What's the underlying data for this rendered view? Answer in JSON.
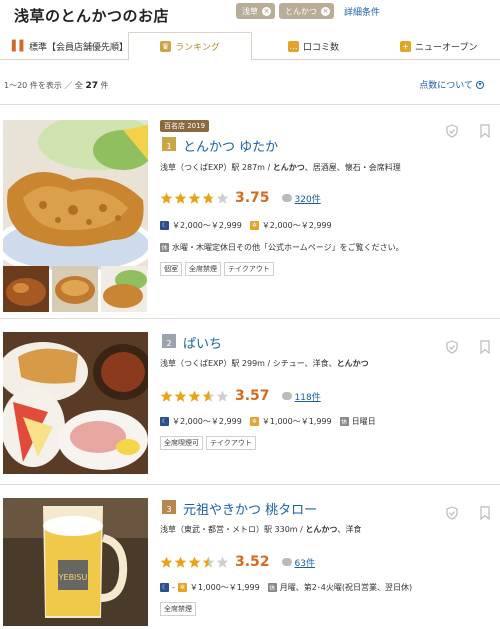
{
  "header": {
    "title": "浅草のとんかつのお店",
    "chips": [
      "浅草",
      "とんかつ"
    ],
    "more_conditions": "詳細条件"
  },
  "tabs": [
    {
      "label": "標準【会員店舗優先順】",
      "icon": "sort-bars-icon",
      "active": false
    },
    {
      "label": "ランキング",
      "icon": "crown-icon",
      "active": true
    },
    {
      "label": "口コミ数",
      "icon": "chat-icon",
      "active": false
    },
    {
      "label": "ニューオープン",
      "icon": "new-open-icon",
      "active": false
    }
  ],
  "results": {
    "range": "1〜20",
    "range_suffix": "件を表示 ／ 全",
    "total": "27",
    "total_suffix": "件",
    "about_points": "点数について"
  },
  "restaurants": [
    {
      "award": "百名店 2019",
      "rank": "1",
      "name": "とんかつ ゆたか",
      "location": "浅草（つくばEXP）駅 287m",
      "genre_bold": "とんかつ",
      "genre_rest": "、居酒屋、懐石・会席料理",
      "score": "3.75",
      "stars": 3.75,
      "reviews": "320件",
      "price_night": "￥2,000〜￥2,999",
      "price_day": "￥2,000〜￥2,999",
      "holiday": "水曜・木曜定休日その他「公式ホームページ」をご覧ください。",
      "tags": [
        "個室",
        "全席禁煙",
        "テイクアウト"
      ]
    },
    {
      "award": "",
      "rank": "2",
      "name": "ぱいち",
      "location": "浅草（つくばEXP）駅 299m",
      "genre_pre": "シチュー、洋食、",
      "genre_bold": "とんかつ",
      "score": "3.57",
      "stars": 3.57,
      "reviews": "118件",
      "price_night": "￥2,000〜￥2,999",
      "price_day": "￥1,000〜￥1,999",
      "holiday": "日曜日",
      "tags": [
        "全席喫煙可",
        "テイクアウト"
      ]
    },
    {
      "award": "",
      "rank": "3",
      "name": "元祖やきかつ 桃タロー",
      "location": "浅草（東武・都営・メトロ）駅 330m",
      "genre_bold": "とんかつ",
      "genre_rest": "、洋食",
      "score": "3.52",
      "stars": 3.52,
      "reviews": "63件",
      "price_night": "-",
      "price_day": "￥1,000〜￥1,999",
      "holiday": "月曜、第2･4火曜(祝日営業、翌日休)",
      "tags": [
        "全席禁煙"
      ]
    }
  ],
  "colors": {
    "link": "#1a5fa7",
    "score": "#d56b1e",
    "star": "#e8a317",
    "award_bg": "#8c6a3f",
    "chip_bg": "#b8ad97"
  }
}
══════
* [AIM] Make an exact copy of the records above, with the pictures left out.

* [CORRECT RESPONSE]
What's the underlying data for this rendered view? Answer in JSON.
{
  "header": {
    "title": "浅草のとんかつのお店",
    "chips": [
      "浅草",
      "とんかつ"
    ],
    "more_conditions": "詳細条件"
  },
  "tabs": [
    {
      "label": "標準【会員店舗優先順】",
      "icon": "sort-bars-icon",
      "active": false
    },
    {
      "label": "ランキング",
      "icon": "crown-icon",
      "active": true
    },
    {
      "label": "口コミ数",
      "icon": "chat-icon",
      "active": false
    },
    {
      "label": "ニューオープン",
      "icon": "new-open-icon",
      "active": false
    }
  ],
  "results": {
    "range": "1〜20",
    "range_suffix": "件を表示 ／ 全",
    "total": "27",
    "total_suffix": "件",
    "about_points": "点数について"
  },
  "restaurants": [
    {
      "award": "百名店 2019",
      "rank": "1",
      "name": "とんかつ ゆたか",
      "location": "浅草（つくばEXP）駅 287m",
      "genre_bold": "とんかつ",
      "genre_rest": "、居酒屋、懐石・会席料理",
      "score": "3.75",
      "stars": 3.75,
      "reviews": "320件",
      "price_night": "￥2,000〜￥2,999",
      "price_day": "￥2,000〜￥2,999",
      "holiday": "水曜・木曜定休日その他「公式ホームページ」をご覧ください。",
      "tags": [
        "個室",
        "全席禁煙",
        "テイクアウト"
      ]
    },
    {
      "award": "",
      "rank": "2",
      "name": "ぱいち",
      "location": "浅草（つくばEXP）駅 299m",
      "genre_pre": "シチュー、洋食、",
      "genre_bold": "とんかつ",
      "score": "3.57",
      "stars": 3.57,
      "reviews": "118件",
      "price_night": "￥2,000〜￥2,999",
      "price_day": "￥1,000〜￥1,999",
      "holiday": "日曜日",
      "tags": [
        "全席喫煙可",
        "テイクアウト"
      ]
    },
    {
      "award": "",
      "rank": "3",
      "name": "元祖やきかつ 桃タロー",
      "location": "浅草（東武・都営・メトロ）駅 330m",
      "genre_bold": "とんかつ",
      "genre_rest": "、洋食",
      "score": "3.52",
      "stars": 3.52,
      "reviews": "63件",
      "price_night": "-",
      "price_day": "￥1,000〜￥1,999",
      "holiday": "月曜、第2･4火曜(祝日営業、翌日休)",
      "tags": [
        "全席禁煙"
      ]
    }
  ],
  "colors": {
    "link": "#1a5fa7",
    "score": "#d56b1e",
    "star": "#e8a317",
    "award_bg": "#8c6a3f",
    "chip_bg": "#b8ad97"
  }
}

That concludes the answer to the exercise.